'''

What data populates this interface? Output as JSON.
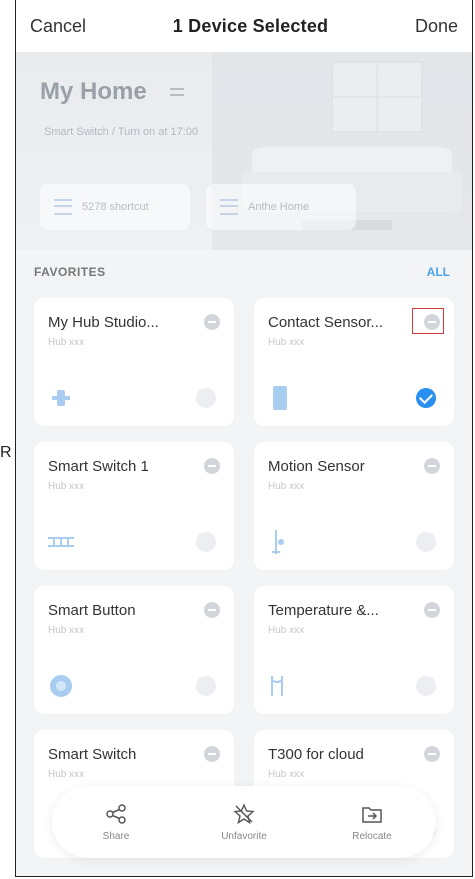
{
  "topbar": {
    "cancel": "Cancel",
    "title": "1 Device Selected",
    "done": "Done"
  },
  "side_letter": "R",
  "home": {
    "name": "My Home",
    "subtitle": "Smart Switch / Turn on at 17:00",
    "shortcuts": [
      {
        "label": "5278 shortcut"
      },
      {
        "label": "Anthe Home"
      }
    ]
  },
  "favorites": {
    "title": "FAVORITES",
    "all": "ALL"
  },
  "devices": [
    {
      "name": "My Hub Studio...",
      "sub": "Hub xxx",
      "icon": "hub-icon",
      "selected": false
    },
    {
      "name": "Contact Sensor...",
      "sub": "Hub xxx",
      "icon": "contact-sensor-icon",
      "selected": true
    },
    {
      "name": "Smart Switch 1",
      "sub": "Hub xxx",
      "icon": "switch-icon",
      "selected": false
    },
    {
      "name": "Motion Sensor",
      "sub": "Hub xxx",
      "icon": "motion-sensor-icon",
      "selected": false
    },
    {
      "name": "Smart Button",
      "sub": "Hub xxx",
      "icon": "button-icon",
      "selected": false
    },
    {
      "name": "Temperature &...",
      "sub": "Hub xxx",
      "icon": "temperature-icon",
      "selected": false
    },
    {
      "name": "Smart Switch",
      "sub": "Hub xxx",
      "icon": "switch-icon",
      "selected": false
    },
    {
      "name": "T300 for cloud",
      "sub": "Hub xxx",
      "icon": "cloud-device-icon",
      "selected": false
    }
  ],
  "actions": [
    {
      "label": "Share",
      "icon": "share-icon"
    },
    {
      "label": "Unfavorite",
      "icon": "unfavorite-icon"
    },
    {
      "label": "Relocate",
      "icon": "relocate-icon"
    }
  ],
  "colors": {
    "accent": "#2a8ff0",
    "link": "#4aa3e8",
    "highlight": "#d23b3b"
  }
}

'''

**GIVEN TASK**. Tally the lines of the preceding listing in which the word "Smart" appears; state nothing but the total.

**COMPLETE RESPONSE**. 4